Dataset extract:
=====
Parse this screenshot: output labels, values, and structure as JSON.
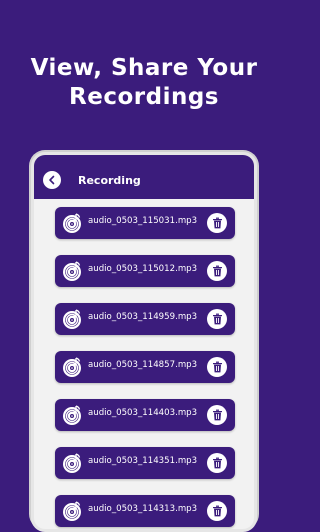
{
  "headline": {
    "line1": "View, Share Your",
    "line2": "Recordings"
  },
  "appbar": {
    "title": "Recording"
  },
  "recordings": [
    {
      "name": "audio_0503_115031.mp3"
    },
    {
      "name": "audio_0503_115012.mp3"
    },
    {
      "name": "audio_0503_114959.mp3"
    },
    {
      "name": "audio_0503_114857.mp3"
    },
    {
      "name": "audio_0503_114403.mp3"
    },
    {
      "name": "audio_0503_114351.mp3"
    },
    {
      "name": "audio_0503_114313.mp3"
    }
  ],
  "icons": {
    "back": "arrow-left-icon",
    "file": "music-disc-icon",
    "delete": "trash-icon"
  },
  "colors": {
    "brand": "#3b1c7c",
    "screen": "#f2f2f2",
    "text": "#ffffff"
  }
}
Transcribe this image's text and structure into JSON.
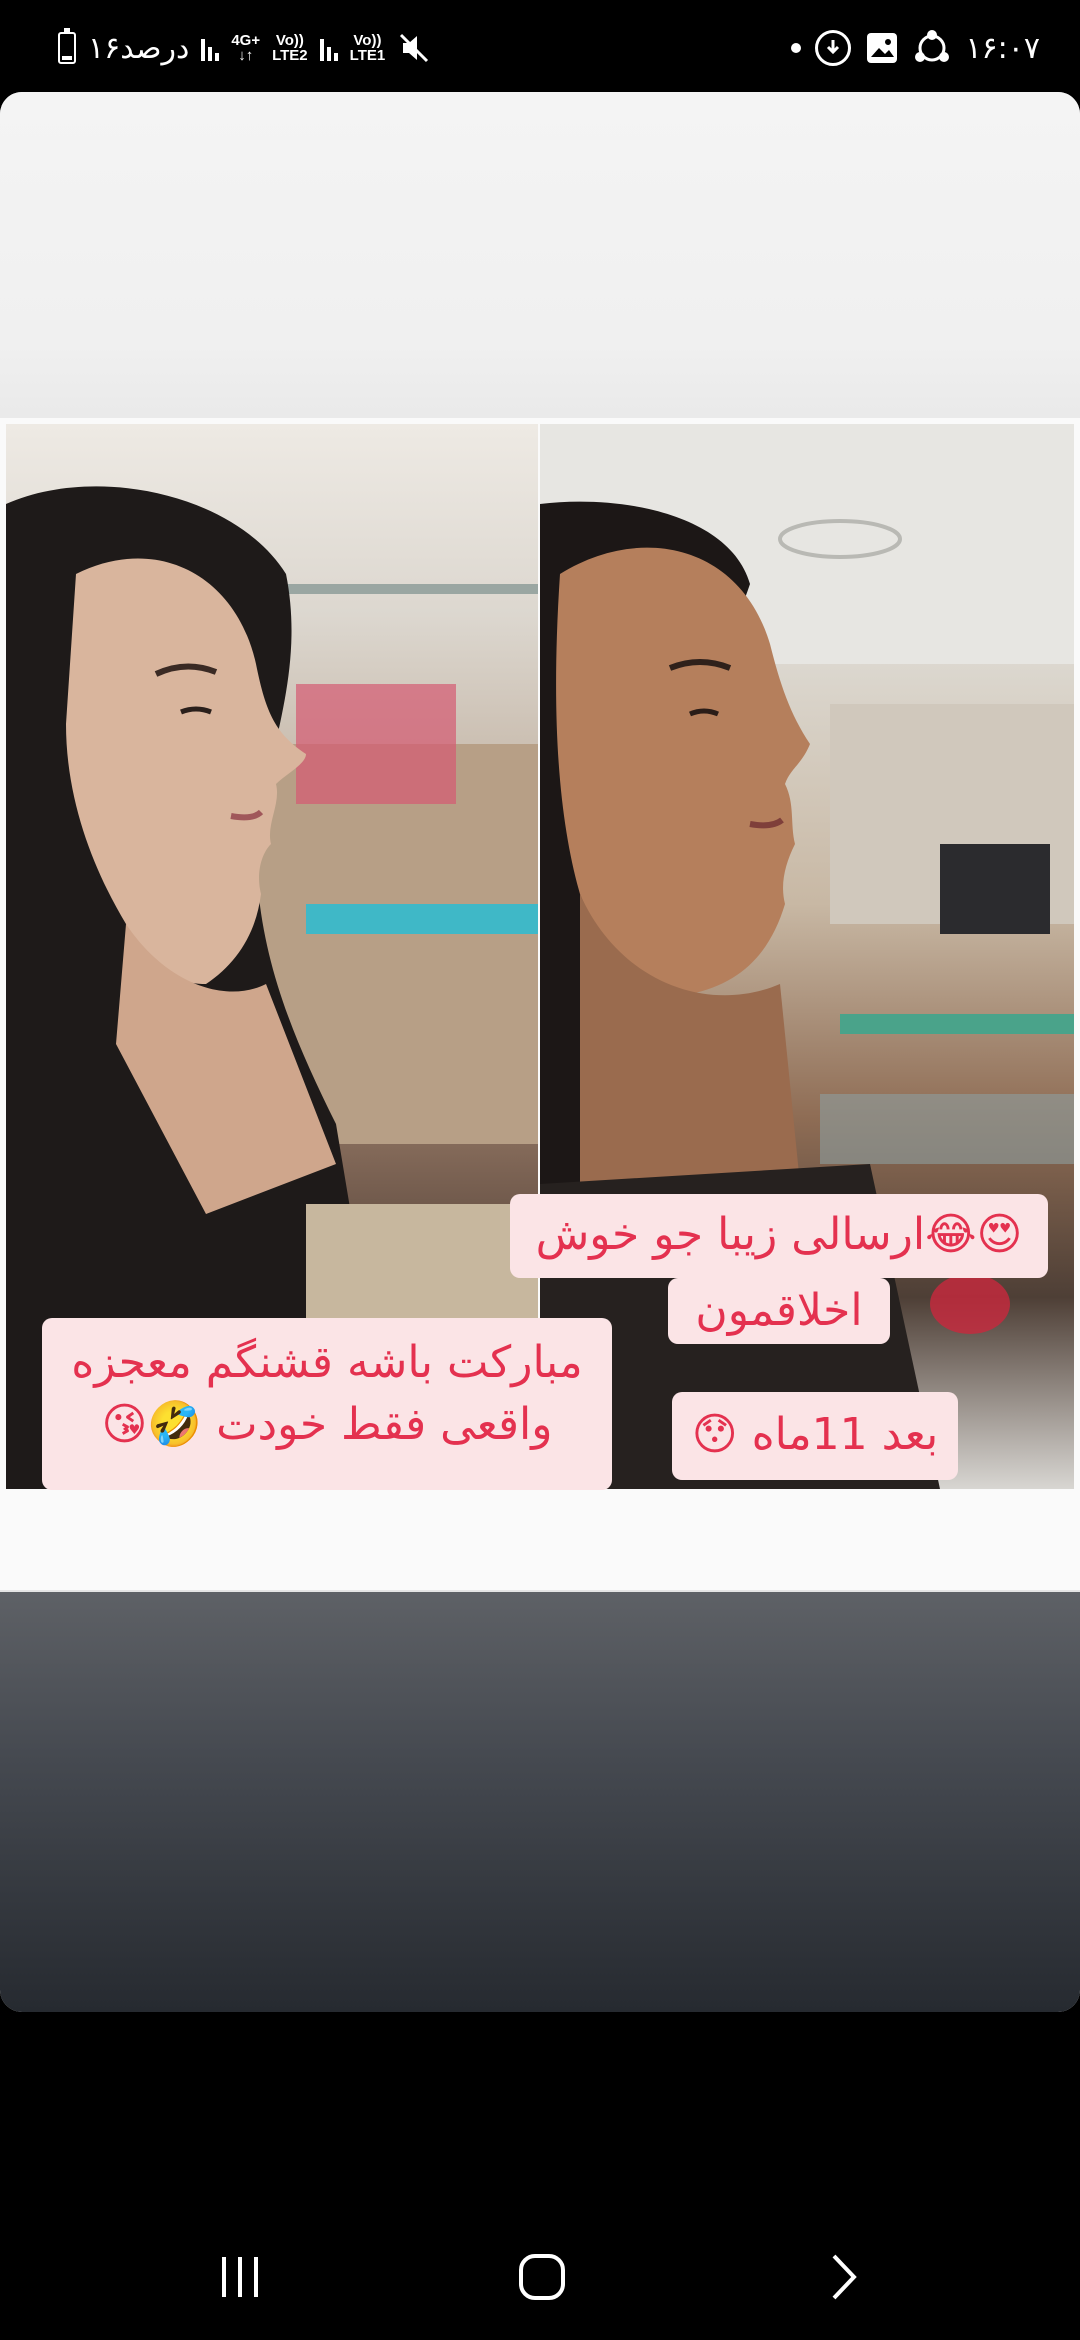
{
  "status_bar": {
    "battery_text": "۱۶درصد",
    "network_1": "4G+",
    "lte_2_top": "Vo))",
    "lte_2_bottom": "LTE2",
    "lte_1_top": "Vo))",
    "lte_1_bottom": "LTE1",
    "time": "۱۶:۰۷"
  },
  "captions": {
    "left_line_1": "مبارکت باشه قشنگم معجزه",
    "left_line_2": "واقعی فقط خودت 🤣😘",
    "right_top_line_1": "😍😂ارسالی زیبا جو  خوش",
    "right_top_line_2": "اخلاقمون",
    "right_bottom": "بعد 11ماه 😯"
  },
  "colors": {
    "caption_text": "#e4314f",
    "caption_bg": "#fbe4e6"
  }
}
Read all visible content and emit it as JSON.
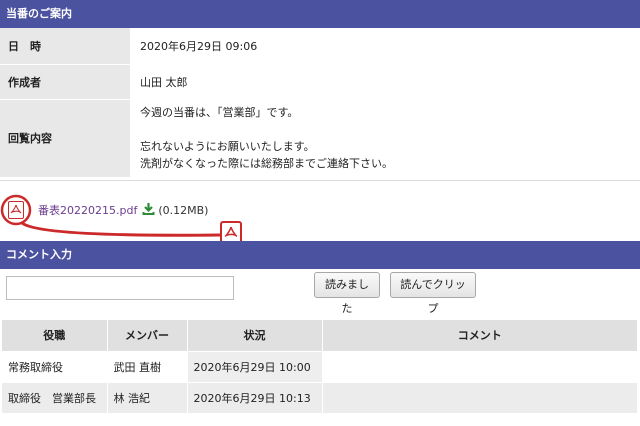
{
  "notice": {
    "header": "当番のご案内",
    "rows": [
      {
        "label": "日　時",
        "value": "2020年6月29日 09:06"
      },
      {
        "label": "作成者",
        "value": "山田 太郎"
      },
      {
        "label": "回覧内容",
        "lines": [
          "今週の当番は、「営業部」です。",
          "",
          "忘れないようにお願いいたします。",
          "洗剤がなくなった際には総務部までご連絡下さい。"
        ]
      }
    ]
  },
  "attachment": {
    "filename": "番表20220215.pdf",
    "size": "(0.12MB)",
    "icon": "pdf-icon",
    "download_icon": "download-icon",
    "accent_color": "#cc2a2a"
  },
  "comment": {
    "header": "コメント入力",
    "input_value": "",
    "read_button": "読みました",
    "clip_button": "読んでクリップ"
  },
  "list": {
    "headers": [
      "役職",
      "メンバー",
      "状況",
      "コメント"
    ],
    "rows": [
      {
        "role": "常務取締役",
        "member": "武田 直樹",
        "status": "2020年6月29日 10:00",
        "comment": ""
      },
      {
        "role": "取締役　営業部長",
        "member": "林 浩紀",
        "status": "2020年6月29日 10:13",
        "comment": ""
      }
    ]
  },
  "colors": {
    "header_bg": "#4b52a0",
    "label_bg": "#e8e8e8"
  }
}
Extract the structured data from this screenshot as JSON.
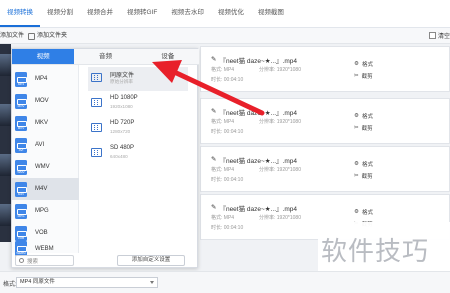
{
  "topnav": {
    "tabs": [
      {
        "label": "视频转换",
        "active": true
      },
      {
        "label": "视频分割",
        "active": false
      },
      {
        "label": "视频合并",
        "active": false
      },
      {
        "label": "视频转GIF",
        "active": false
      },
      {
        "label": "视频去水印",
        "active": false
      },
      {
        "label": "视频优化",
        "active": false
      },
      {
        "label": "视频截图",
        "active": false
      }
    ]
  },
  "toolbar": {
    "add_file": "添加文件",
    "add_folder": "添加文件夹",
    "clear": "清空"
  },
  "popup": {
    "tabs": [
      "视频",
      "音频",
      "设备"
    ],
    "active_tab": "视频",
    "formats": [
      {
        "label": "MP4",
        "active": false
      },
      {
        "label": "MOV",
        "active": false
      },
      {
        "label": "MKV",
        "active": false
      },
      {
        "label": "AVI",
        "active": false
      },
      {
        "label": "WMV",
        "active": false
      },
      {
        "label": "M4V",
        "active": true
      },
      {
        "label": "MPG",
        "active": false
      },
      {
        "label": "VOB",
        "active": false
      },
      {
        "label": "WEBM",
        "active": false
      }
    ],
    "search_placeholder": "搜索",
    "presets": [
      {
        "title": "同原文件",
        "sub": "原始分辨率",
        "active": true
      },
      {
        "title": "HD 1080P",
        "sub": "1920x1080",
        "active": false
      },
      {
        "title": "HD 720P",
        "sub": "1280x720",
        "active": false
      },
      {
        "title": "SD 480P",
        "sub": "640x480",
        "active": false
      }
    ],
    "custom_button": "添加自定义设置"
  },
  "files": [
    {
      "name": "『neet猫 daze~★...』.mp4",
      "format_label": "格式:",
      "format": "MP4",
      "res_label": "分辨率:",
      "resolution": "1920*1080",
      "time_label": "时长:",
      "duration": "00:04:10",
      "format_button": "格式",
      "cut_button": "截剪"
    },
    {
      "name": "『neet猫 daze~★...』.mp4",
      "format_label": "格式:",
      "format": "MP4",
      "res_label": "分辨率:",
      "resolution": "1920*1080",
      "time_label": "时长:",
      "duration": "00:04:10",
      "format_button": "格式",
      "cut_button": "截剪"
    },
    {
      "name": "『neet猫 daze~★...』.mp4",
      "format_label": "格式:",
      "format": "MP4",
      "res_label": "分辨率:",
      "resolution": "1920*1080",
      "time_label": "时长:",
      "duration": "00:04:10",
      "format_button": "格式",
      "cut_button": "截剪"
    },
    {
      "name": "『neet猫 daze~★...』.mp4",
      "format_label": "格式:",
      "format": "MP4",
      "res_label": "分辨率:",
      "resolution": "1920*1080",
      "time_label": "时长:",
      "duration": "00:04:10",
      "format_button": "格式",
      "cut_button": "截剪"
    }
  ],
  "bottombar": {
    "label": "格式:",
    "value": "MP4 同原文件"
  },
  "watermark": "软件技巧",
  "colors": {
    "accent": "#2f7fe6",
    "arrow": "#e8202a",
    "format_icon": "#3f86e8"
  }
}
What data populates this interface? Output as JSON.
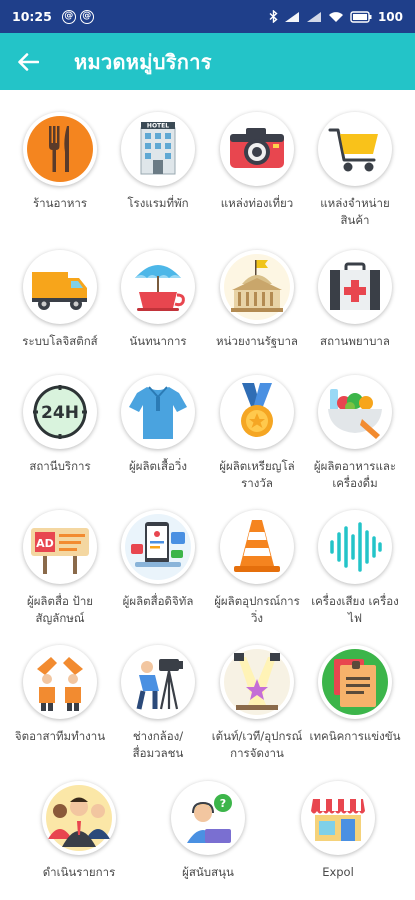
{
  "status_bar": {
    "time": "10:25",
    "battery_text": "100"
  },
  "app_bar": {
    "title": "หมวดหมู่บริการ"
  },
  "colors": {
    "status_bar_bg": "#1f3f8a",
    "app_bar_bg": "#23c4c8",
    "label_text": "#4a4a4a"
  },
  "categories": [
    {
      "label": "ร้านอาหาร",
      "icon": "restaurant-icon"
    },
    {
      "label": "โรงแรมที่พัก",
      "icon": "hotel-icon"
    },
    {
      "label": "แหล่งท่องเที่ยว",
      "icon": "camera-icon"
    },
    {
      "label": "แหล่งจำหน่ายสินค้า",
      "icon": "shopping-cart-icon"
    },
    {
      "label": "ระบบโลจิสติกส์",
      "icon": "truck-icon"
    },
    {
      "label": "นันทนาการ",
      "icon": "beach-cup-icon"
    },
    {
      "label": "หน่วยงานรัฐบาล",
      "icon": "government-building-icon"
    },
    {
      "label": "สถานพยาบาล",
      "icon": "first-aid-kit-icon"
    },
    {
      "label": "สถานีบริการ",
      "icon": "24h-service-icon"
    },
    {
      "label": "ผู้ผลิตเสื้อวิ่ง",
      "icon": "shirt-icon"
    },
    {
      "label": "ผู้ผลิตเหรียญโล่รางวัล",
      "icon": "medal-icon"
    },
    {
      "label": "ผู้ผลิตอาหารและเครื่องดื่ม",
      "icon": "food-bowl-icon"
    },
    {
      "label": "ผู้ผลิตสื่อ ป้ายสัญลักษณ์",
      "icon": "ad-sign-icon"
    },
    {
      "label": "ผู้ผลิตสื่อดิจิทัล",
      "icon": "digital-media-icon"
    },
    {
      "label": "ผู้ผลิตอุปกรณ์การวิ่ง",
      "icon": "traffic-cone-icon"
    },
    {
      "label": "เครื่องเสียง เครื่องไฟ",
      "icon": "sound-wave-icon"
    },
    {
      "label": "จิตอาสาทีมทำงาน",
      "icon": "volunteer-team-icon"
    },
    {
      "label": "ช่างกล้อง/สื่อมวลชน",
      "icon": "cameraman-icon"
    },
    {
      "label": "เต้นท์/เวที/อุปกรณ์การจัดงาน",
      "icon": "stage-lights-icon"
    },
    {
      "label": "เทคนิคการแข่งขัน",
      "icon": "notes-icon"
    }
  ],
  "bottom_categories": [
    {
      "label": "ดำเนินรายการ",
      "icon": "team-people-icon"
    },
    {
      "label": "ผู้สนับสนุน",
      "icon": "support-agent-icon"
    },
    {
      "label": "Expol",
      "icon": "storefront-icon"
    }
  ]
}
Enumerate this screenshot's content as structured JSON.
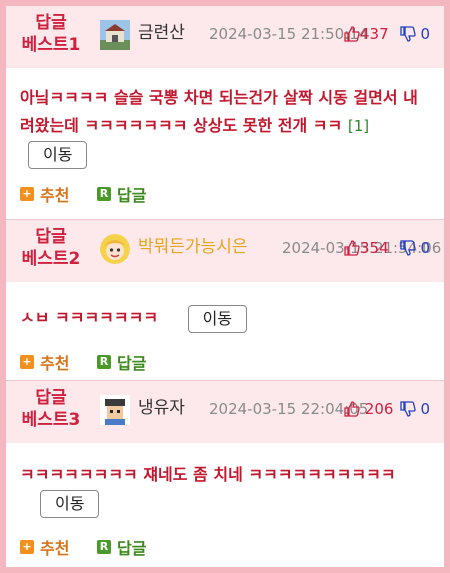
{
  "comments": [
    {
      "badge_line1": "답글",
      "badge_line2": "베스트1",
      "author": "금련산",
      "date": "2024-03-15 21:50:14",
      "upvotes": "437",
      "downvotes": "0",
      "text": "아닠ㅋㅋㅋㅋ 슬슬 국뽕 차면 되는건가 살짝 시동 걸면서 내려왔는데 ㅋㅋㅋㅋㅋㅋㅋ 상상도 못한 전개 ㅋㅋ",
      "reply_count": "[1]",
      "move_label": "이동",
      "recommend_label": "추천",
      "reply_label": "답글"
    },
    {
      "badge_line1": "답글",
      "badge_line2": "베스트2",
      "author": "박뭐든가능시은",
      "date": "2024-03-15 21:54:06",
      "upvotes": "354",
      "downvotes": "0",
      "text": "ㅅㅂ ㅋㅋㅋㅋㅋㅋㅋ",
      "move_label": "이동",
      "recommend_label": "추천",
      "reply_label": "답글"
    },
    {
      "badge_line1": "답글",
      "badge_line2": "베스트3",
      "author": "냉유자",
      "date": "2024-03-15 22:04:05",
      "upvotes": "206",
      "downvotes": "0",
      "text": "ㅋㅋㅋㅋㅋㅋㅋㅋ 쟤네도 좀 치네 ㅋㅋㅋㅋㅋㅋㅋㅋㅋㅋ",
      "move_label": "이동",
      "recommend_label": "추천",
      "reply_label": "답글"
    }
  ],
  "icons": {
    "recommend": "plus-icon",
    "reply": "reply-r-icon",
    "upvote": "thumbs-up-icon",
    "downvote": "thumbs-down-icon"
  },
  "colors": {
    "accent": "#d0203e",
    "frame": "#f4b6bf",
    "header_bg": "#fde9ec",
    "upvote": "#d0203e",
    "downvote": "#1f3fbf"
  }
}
=====
What is asked:
Note each line of the entries that has "ปกรณ" in it, and copy those lines.

Answer to this problem:
      "label": "ผู้ผลิตอุปกรณ์การวิ่ง",
      "label": "เต้นท์/เวที/อุปกรณ์การจัดงาน",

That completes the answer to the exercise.